TASK MATERIAL

● ● ● ● ●

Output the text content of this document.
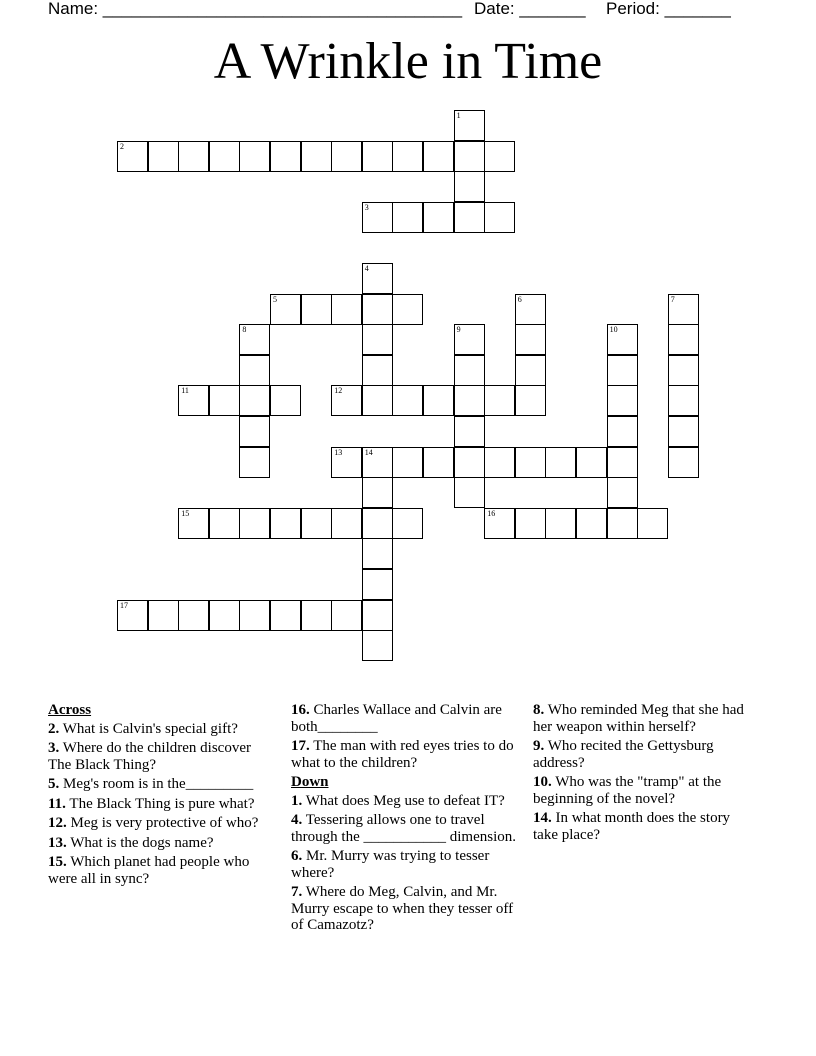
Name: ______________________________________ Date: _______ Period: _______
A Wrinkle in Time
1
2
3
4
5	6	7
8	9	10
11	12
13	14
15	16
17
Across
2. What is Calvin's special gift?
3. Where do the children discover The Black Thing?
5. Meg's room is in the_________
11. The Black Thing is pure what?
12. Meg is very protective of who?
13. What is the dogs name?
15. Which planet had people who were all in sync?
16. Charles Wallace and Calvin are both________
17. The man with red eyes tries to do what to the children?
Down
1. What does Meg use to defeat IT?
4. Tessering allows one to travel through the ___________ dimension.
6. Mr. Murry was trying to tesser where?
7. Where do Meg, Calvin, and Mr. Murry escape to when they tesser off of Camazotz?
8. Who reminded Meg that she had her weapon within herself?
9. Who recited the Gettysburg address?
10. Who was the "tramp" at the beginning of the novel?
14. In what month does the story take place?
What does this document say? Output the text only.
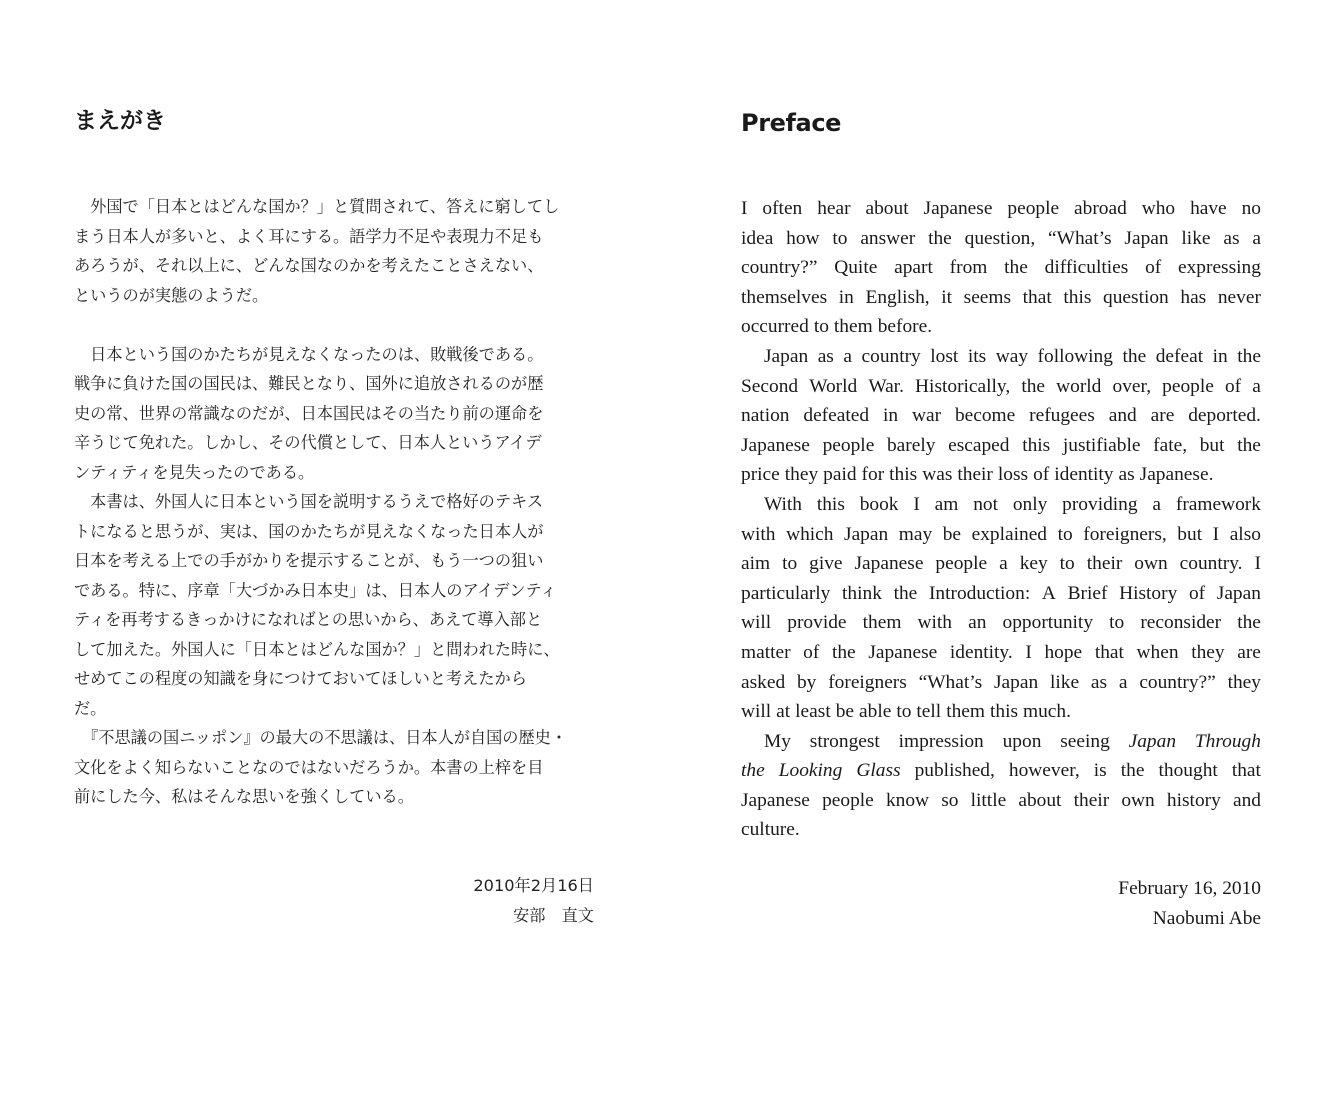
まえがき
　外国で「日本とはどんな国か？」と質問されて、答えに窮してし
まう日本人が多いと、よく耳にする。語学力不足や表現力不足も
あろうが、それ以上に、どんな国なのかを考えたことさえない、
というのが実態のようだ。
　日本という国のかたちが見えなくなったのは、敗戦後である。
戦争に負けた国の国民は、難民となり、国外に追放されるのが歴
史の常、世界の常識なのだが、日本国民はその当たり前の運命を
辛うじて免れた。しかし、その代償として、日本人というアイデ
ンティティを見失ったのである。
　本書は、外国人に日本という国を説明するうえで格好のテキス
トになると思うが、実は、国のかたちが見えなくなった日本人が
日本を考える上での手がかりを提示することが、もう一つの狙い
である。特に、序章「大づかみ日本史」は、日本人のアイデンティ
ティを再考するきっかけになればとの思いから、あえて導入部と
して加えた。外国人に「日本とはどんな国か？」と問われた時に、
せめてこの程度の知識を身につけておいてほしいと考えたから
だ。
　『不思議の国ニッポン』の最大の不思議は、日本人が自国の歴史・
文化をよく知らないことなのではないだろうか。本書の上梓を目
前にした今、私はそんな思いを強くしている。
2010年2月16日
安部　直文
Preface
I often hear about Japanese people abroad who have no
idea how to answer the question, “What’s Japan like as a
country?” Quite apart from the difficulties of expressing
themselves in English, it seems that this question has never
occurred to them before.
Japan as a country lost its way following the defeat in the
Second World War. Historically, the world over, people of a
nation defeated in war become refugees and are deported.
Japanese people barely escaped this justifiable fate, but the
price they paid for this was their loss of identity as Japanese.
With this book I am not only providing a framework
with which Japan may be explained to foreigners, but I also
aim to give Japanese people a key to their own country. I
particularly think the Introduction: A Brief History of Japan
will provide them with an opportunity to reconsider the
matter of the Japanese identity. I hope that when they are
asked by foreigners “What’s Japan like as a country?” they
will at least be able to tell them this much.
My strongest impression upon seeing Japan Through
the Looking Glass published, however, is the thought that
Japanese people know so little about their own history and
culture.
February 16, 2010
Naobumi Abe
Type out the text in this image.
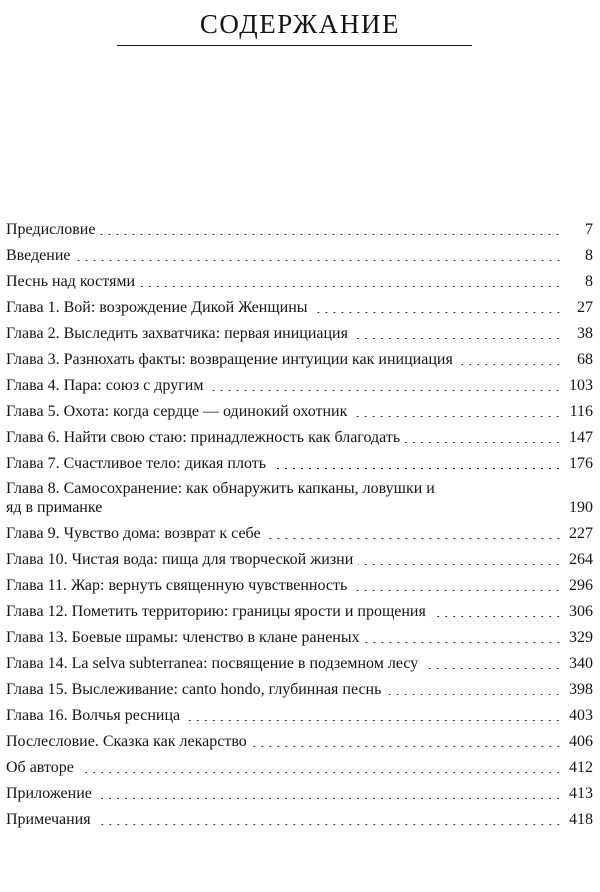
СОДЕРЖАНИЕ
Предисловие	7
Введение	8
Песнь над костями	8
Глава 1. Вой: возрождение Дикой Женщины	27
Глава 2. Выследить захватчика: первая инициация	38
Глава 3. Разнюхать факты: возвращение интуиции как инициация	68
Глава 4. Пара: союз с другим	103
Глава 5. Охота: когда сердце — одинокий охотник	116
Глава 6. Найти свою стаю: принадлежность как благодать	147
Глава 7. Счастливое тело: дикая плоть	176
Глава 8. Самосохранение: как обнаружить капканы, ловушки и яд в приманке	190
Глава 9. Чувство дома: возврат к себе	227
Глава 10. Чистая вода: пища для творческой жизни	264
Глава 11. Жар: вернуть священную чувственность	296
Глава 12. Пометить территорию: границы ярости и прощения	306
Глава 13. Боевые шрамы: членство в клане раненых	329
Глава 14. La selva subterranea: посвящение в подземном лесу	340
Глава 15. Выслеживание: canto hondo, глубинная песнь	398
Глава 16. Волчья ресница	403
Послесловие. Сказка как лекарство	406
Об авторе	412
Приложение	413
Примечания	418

● ● ● ● ●

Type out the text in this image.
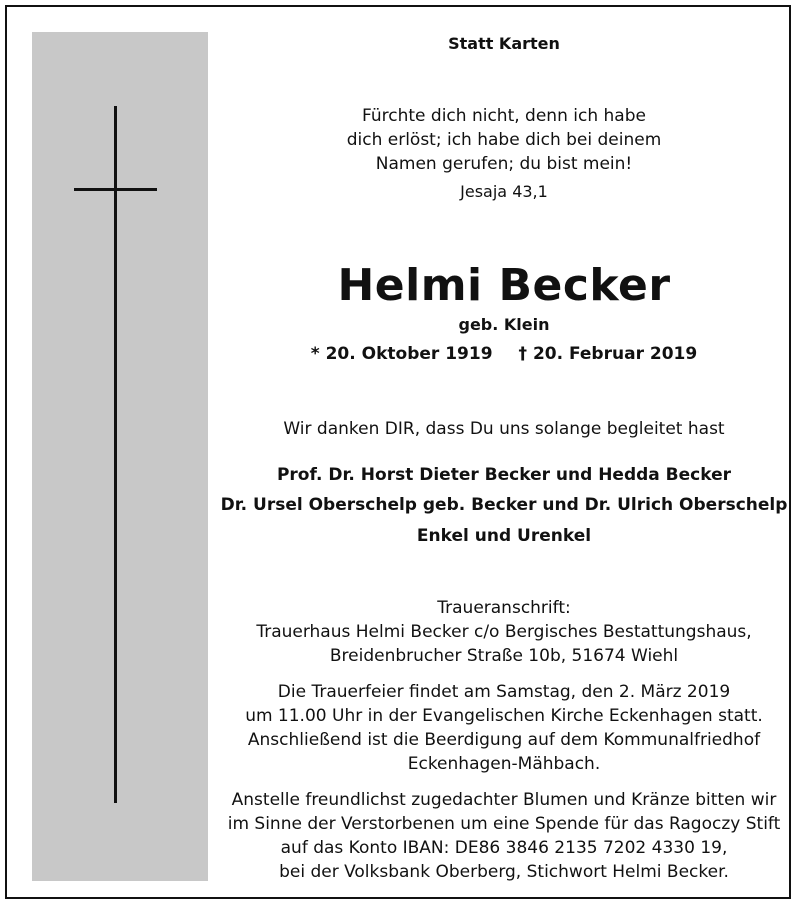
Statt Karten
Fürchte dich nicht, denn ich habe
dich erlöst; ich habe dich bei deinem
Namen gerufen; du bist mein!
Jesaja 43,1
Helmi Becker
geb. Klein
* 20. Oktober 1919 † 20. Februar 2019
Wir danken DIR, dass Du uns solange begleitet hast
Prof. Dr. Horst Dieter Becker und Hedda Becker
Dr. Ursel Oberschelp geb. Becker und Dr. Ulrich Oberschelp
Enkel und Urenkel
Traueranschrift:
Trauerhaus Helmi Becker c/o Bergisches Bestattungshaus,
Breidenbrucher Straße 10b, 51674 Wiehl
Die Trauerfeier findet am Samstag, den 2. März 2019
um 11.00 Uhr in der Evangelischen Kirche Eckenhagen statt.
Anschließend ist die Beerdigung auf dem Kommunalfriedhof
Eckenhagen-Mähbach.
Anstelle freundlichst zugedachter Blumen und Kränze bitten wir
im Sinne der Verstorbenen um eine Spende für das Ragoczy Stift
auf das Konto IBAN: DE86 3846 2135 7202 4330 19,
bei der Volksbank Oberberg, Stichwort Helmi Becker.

● ● ● ● ●

YOUR OBJECTIVE
Find every line of the data that holds the string "people", then say how many there are and nothing else.

SOLUTION BELOW
6